[Data entries]

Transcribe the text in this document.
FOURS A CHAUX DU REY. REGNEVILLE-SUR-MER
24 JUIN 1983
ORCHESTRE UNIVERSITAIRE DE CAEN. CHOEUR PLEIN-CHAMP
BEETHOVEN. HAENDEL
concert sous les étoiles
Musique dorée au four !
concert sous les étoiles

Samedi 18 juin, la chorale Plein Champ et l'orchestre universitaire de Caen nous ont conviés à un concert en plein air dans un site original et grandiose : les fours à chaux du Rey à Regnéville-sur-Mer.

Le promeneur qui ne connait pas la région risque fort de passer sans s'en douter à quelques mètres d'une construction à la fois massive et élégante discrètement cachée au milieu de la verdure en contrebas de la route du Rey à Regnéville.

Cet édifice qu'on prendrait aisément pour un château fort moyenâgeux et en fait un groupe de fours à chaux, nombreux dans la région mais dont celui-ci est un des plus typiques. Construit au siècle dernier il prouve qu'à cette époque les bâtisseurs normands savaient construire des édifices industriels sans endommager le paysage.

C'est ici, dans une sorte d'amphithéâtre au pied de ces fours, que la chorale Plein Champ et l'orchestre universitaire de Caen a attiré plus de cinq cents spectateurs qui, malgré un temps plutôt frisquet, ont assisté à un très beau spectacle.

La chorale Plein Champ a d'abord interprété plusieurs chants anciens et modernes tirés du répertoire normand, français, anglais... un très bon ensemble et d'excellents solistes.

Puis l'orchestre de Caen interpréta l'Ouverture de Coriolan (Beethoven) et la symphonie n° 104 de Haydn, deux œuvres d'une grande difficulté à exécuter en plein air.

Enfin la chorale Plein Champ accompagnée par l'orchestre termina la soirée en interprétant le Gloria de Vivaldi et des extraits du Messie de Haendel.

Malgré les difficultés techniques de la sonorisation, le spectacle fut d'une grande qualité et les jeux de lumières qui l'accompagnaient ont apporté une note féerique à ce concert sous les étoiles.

-- Do this --
Repeat the data precisely, line by line.

-- Answer to this exercise --
Transcribe the text in this document.
FOURS A CHAUX DU REY. REGNEVILLE-SUR-MER
24 JUIN 1983
ORCHESTRE UNIVERSITAIRE DE CAEN. CHOEUR PLEIN-CHAMP
BEETHOVEN. HAENDEL
concert sous les étoiles
Musique dorée au four !
concert sous les étoiles

Samedi 18 juin, la chorale Plein Champ et l'orchestre universitaire de Caen nous ont conviés à un concert en plein air dans un site original et grandiose : les fours à chaux du Rey à Regnéville-sur-Mer.

Le promeneur qui ne connait pas la région risque fort de passer sans s'en douter à quelques mètres d'une construction à la fois massive et élégante discrètement cachée au milieu de la verdure en contrebas de la route du Rey à Regnéville.

Cet édifice qu'on prendrait aisément pour un château fort moyenâgeux et en fait un groupe de fours à chaux, nombreux dans la région mais dont celui-ci est un des plus typiques. Construit au siècle dernier il prouve qu'à cette époque les bâtisseurs normands savaient construire des édifices industriels sans endommager le paysage.

C'est ici, dans une sorte d'amphithéâtre au pied de ces fours, que la chorale Plein Champ et l'orchestre universitaire de Caen a attiré plus de cinq cents spectateurs qui, malgré un temps plutôt frisquet, ont assisté à un très beau spectacle.

La chorale Plein Champ a d'abord interprété plusieurs chants anciens et modernes tirés du répertoire normand, français, anglais... un très bon ensemble et d'excellents solistes.

Puis l'orchestre de Caen interpréta l'Ouverture de Coriolan (Beethoven) et la symphonie n° 104 de Haydn, deux œuvres d'une grande difficulté à exécuter en plein air.

Enfin la chorale Plein Champ accompagnée par l'orchestre termina la soirée en interprétant le Gloria de Vivaldi et des extraits du Messie de Haendel.

Malgré les difficultés techniques de la sonorisation, le spectacle fut d'une grande qualité et les jeux de lumières qui l'accompagnaient ont apporté une note féerique à ce concert sous les étoiles.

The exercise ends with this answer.